Drop the images; return everything else in the listing below exactly.

- [Entries provided]
========================

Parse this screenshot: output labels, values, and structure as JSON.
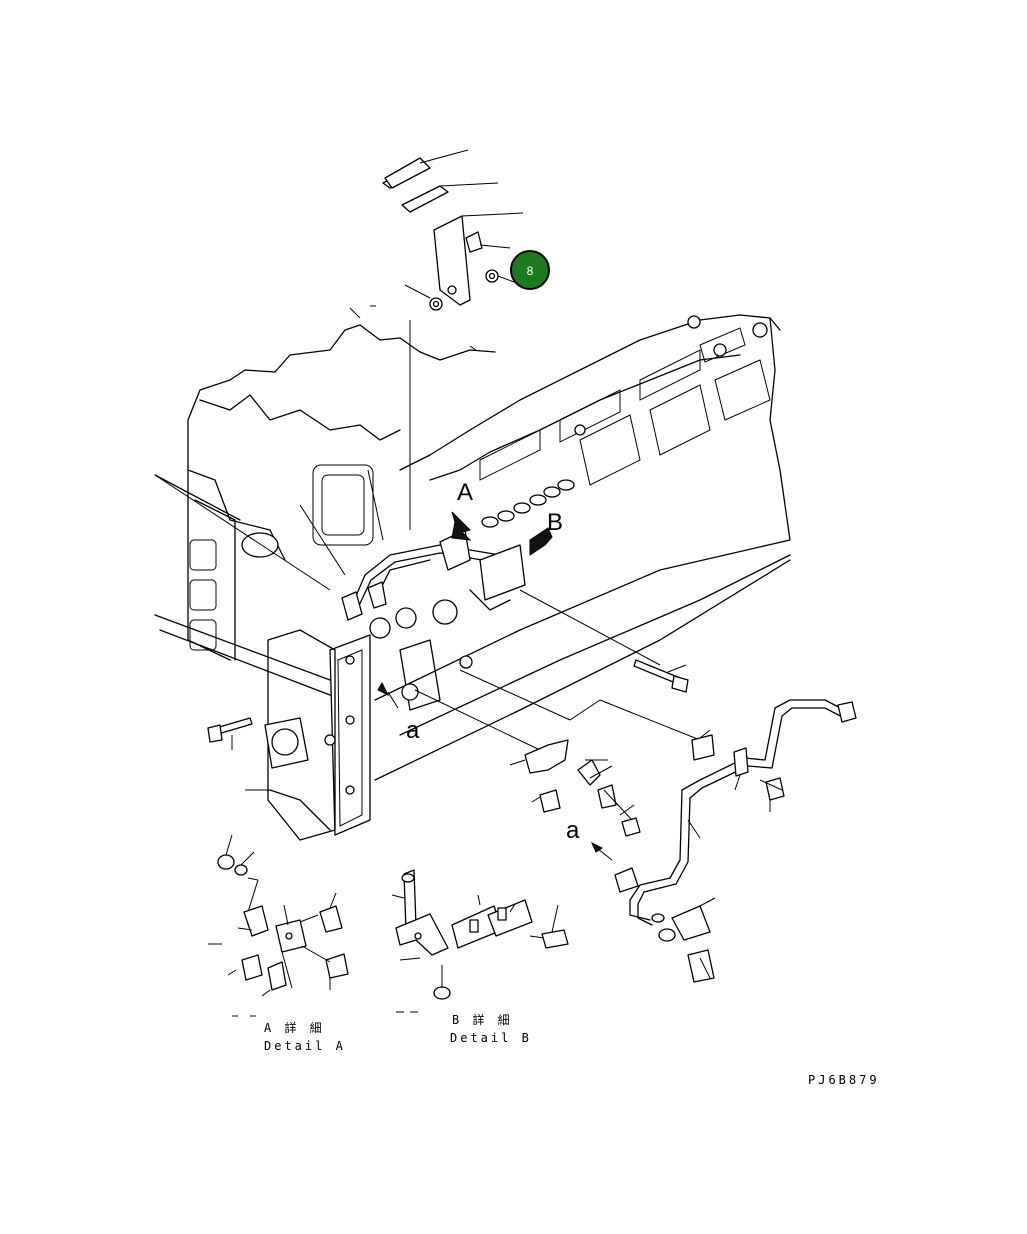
{
  "diagram": {
    "callout_badge": {
      "number": "8",
      "color": "#1e7a1e"
    },
    "view_labels": {
      "view_a": "A",
      "view_b": "B",
      "section_a_upper": "a",
      "section_a_lower": "a"
    },
    "detail_a": {
      "jp": "A 詳 細",
      "en": "Detail A"
    },
    "detail_b": {
      "jp": "B 詳 細",
      "en": "Detail B"
    },
    "drawing_code": "PJ6B879"
  }
}
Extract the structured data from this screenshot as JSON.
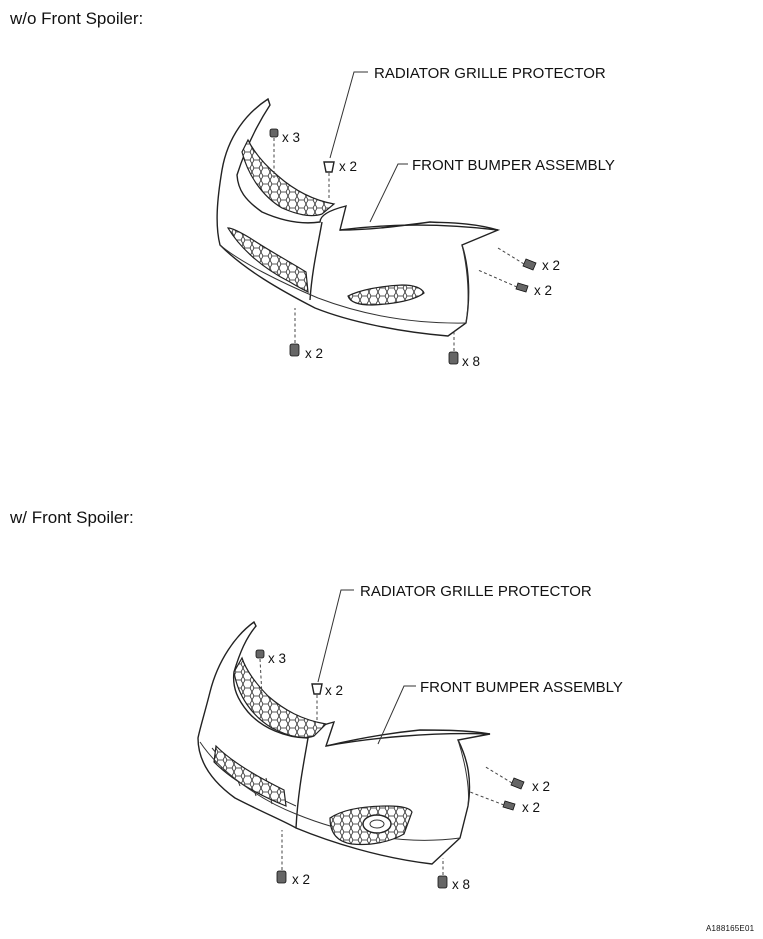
{
  "sections": [
    {
      "heading": "w/o Front Spoiler:",
      "labels": {
        "grille": "RADIATOR GRILLE PROTECTOR",
        "bumper": "FRONT BUMPER ASSEMBLY"
      },
      "qty": {
        "top_left": "x 3",
        "top_mid": "x 2",
        "right_upper": "x 2",
        "right_lower": "x 2",
        "bottom_left": "x 2",
        "bottom_right": "x 8"
      }
    },
    {
      "heading": "w/ Front Spoiler:",
      "labels": {
        "grille": "RADIATOR GRILLE PROTECTOR",
        "bumper": "FRONT BUMPER ASSEMBLY"
      },
      "qty": {
        "top_left": "x 3",
        "top_mid": "x 2",
        "right_upper": "x 2",
        "right_lower": "x 2",
        "bottom_left": "x 2",
        "bottom_right": "x 8"
      }
    }
  ],
  "figure_code": "A188165E01"
}
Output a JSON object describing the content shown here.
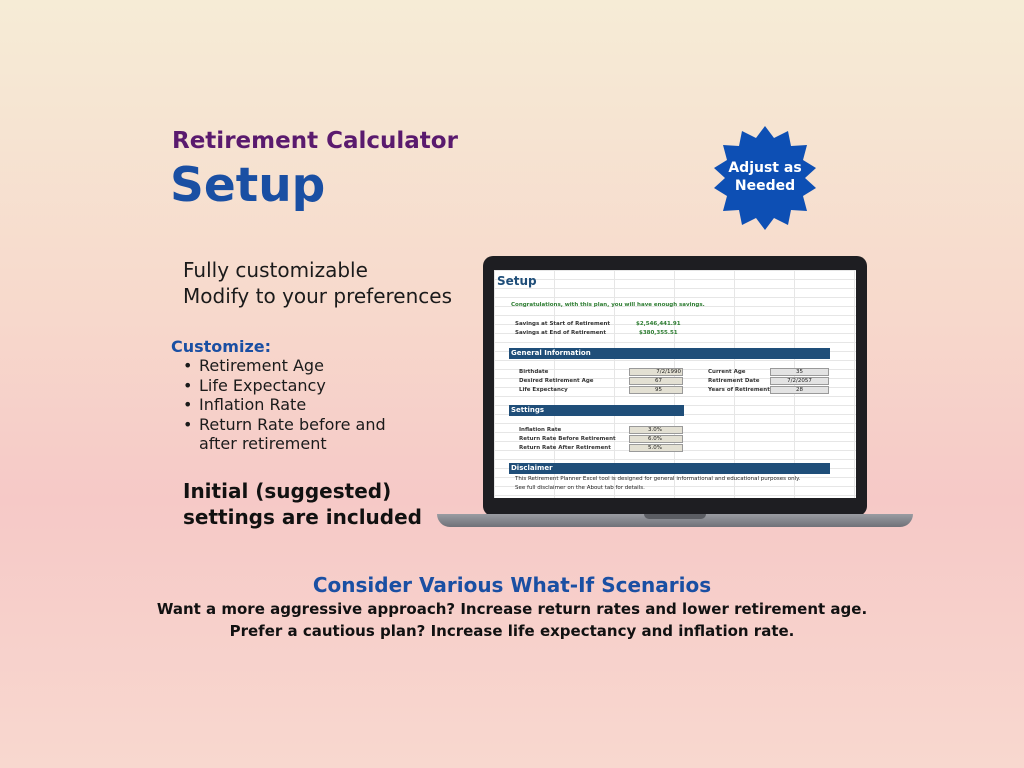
{
  "header": {
    "subtitle": "Retirement Calculator",
    "title": "Setup"
  },
  "badge": {
    "text": "Adjust as\nNeeded",
    "color": "#0d4fb4"
  },
  "intro": {
    "line1": "Fully customizable",
    "line2": "Modify to your preferences"
  },
  "customize": {
    "label": "Customize:",
    "items": [
      "Retirement Age",
      "Life Expectancy",
      "Inflation Rate",
      "Return Rate before and after retirement"
    ]
  },
  "initial_note": "Initial (suggested)\nsettings are included",
  "spreadsheet": {
    "title": "Setup",
    "congrats": "Congratulations, with this plan, you will have enough savings.",
    "savings": [
      {
        "label": "Savings at Start of Retirement",
        "value": "$2,546,441.91"
      },
      {
        "label": "Savings at End of Retirement",
        "value": "$380,355.51"
      }
    ],
    "general_header": "General Information",
    "general_left": [
      {
        "label": "Birthdate",
        "value": "7/2/1990"
      },
      {
        "label": "Desired Retirement Age",
        "value": "67"
      },
      {
        "label": "Life Expectancy",
        "value": "95"
      }
    ],
    "general_right": [
      {
        "label": "Current Age",
        "value": "35"
      },
      {
        "label": "Retirement Date",
        "value": "7/2/2057"
      },
      {
        "label": "Years of Retirement",
        "value": "28"
      }
    ],
    "settings_header": "Settings",
    "settings": [
      {
        "label": "Inflation Rate",
        "value": "3.0%"
      },
      {
        "label": "Return Rate Before Retirement",
        "value": "6.0%"
      },
      {
        "label": "Return Rate After Retirement",
        "value": "5.0%"
      }
    ],
    "disclaimer_header": "Disclaimer",
    "disclaimer_lines": [
      "This Retirement Planner Excel tool is designed for general informational and educational purposes only.",
      "See full disclaimer on the About tab for details."
    ]
  },
  "scenarios": {
    "title": "Consider Various What-If Scenarios",
    "line1": "Want a more aggressive approach?  Increase return rates and lower retirement age.",
    "line2": "Prefer a cautious plan?  Increase life expectancy and inflation rate."
  },
  "colors": {
    "title_blue": "#1a4fa3",
    "subtitle_purple": "#5a1a6e",
    "sheet_header": "#1f4e79",
    "sheet_green": "#2e7d32"
  }
}
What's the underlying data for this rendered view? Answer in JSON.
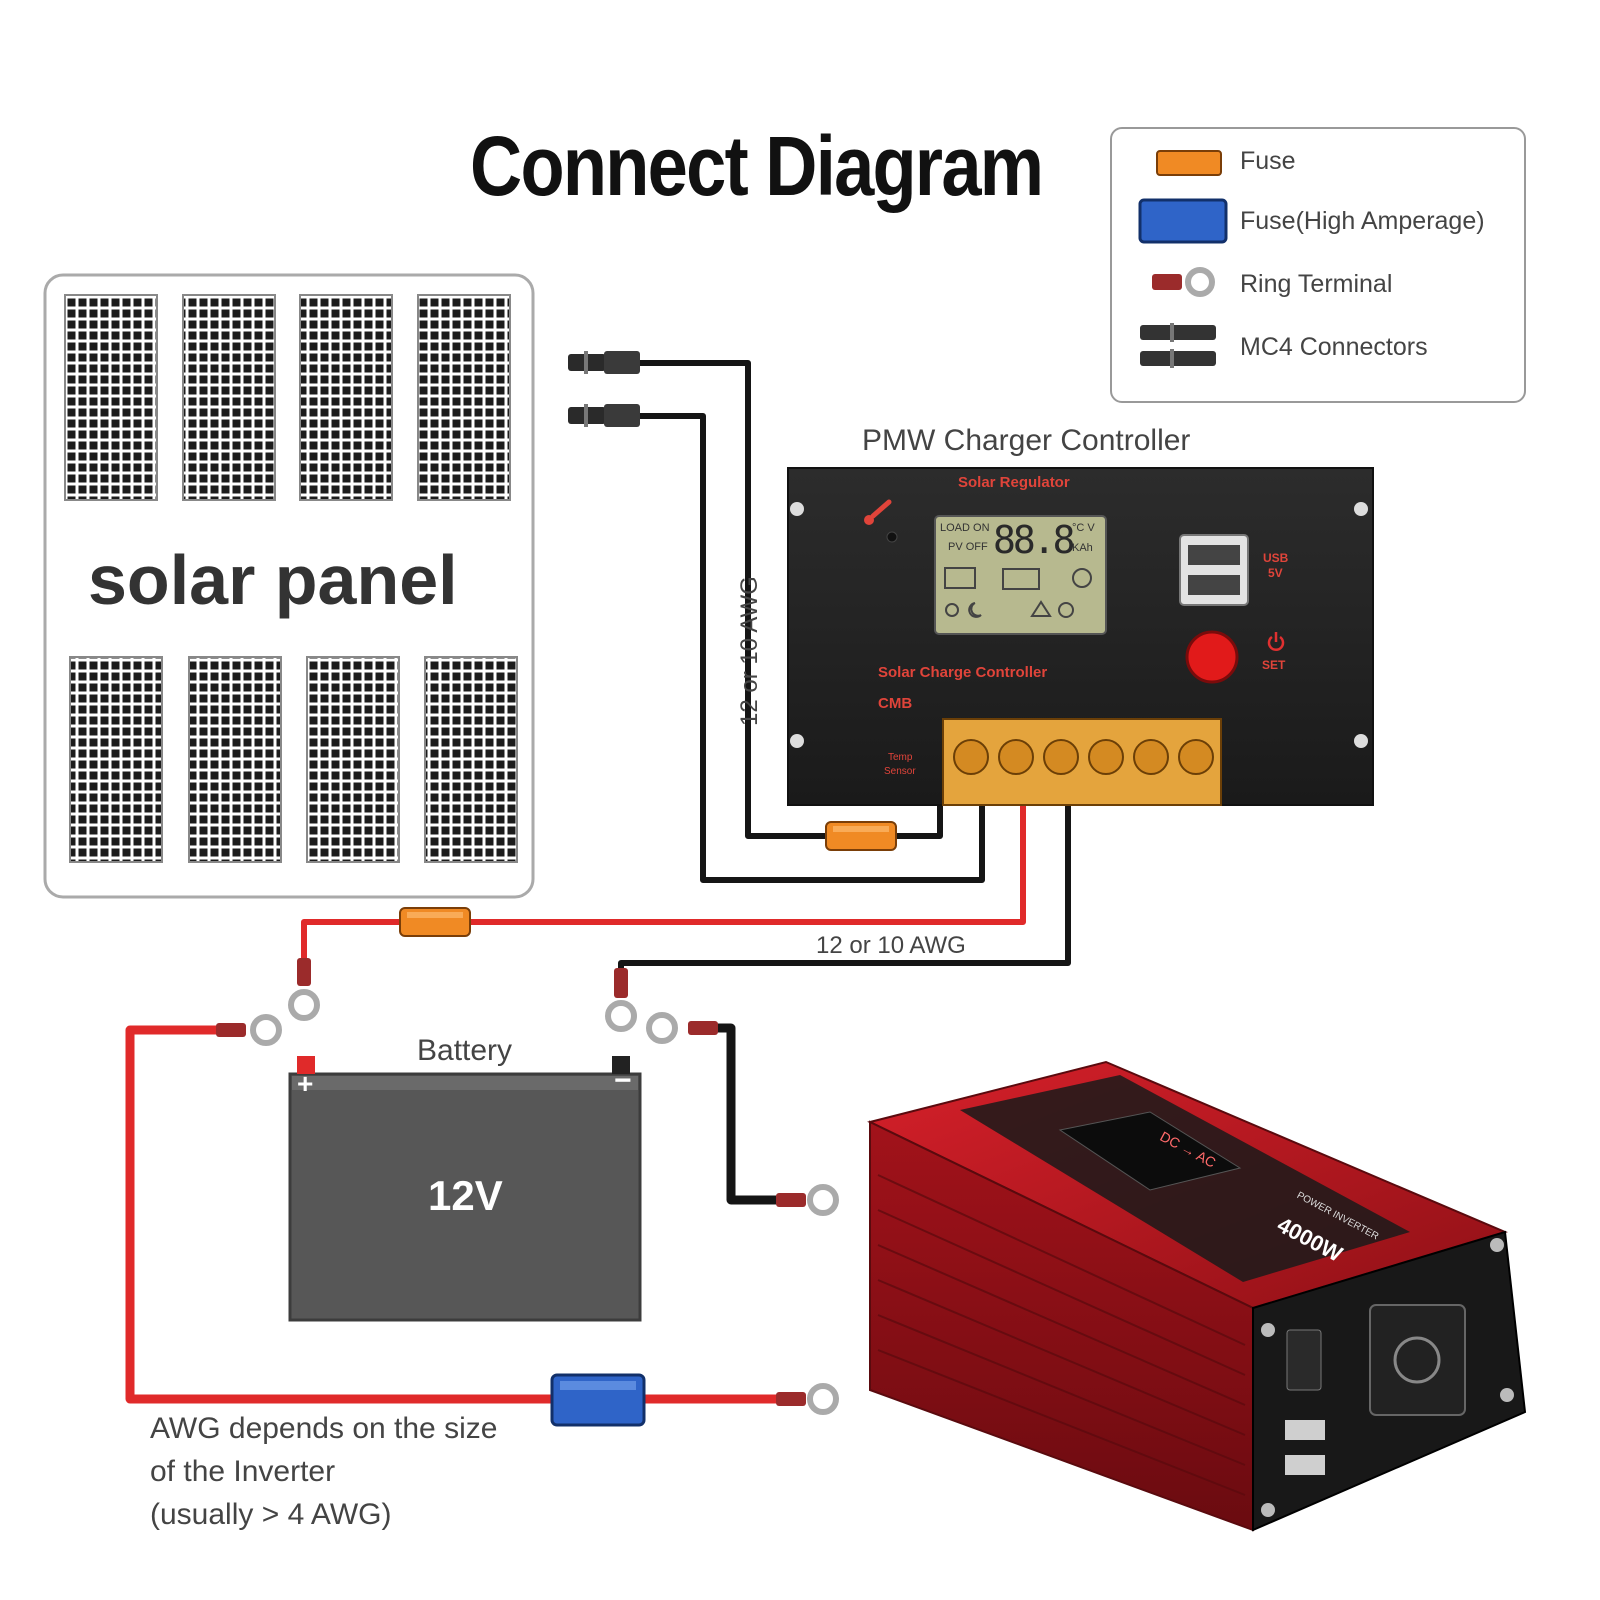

========================

- [Final result]
Parse this screenshot: output labels, values, and structure as JSON.
{
  "diagram": {
    "callout_badge": {
      "number": "8",
      "color": "#1e7a1e"
    },
    "view_labels": {
      "view_a": "A",
      "view_b": "B",
      "section_a_upper": "a",
      "section_a_lower": "a"
    },
    "detail_a": {
      "jp": "A 詳 細",
      "en": "Detail A"
    },
    "detail_b": {
      "jp": "B 詳 細",
      "en": "Detail B"
    },
    "drawing_code": "PJ6B879"
  }
}
Extract the structured data from this screenshot as JSON.
{
  "sections": [
    {
      "heading": "w/o Front Spoiler:",
      "labels": {
        "grille": "RADIATOR GRILLE PROTECTOR",
        "bumper": "FRONT BUMPER ASSEMBLY"
      },
      "qty": {
        "top_left": "x 3",
        "top_mid": "x 2",
        "right_upper": "x 2",
        "right_lower": "x 2",
        "bottom_left": "x 2",
        "bottom_right": "x 8"
      }
    },
    {
      "heading": "w/ Front Spoiler:",
      "labels": {
        "grille": "RADIATOR GRILLE PROTECTOR",
        "bumper": "FRONT BUMPER ASSEMBLY"
      },
      "qty": {
        "top_left": "x 3",
        "top_mid": "x 2",
        "right_upper": "x 2",
        "right_lower": "x 2",
        "bottom_left": "x 2",
        "bottom_right": "x 8"
      }
    }
  ],
  "figure_code": "A188165E01"
}
Output a JSON object describing the content shown here.
{
  "header": {
    "subtitle": "Retirement Calculator",
    "title": "Setup"
  },
  "badge": {
    "text": "Adjust as\nNeeded",
    "color": "#0d4fb4"
  },
  "intro": {
    "line1": "Fully customizable",
    "line2": "Modify to your preferences"
  },
  "customize": {
    "label": "Customize:",
    "items": [
      "Retirement Age",
      "Life Expectancy",
      "Inflation Rate",
      "Return Rate before and after retirement"
    ]
  },
  "initial_note": "Initial (suggested)\nsettings are included",
  "spreadsheet": {
    "title": "Setup",
    "congrats": "Congratulations, with this plan, you will have enough savings.",
    "savings": [
      {
        "label": "Savings at Start of Retirement",
        "value": "$2,546,441.91"
      },
      {
        "label": "Savings at End of Retirement",
        "value": "$380,355.51"
      }
    ],
    "general_header": "General Information",
    "general_left": [
      {
        "label": "Birthdate",
        "value": "7/2/1990"
      },
      {
        "label": "Desired Retirement Age",
        "value": "67"
      },
      {
        "label": "Life Expectancy",
        "value": "95"
      }
    ],
    "general_right": [
      {
        "label": "Current Age",
        "value": "35"
      },
      {
        "label": "Retirement Date",
        "value": "7/2/2057"
      },
      {
        "label": "Years of Retirement",
        "value": "28"
      }
    ],
    "settings_header": "Settings",
    "settings": [
      {
        "label": "Inflation Rate",
        "value": "3.0%"
      },
      {
        "label": "Return Rate Before Retirement",
        "value": "6.0%"
      },
      {
        "label": "Return Rate After Retirement",
        "value": "5.0%"
      }
    ],
    "disclaimer_header": "Disclaimer",
    "disclaimer_lines": [
      "This Retirement Planner Excel tool is designed for general informational and educational purposes only.",
      "See full disclaimer on the About tab for details."
    ]
  },
  "scenarios": {
    "title": "Consider Various What-If Scenarios",
    "line1": "Want a more aggressive approach?  Increase return rates and lower retirement age.",
    "line2": "Prefer a cautious plan?  Increase life expectancy and inflation rate."
  },
  "colors": {
    "title_blue": "#1a4fa3",
    "subtitle_purple": "#5a1a6e",
    "sheet_header": "#1f4e79",
    "sheet_green": "#2e7d32"
  }
}
What's the underlying data for this rendered view? Answer in JSON.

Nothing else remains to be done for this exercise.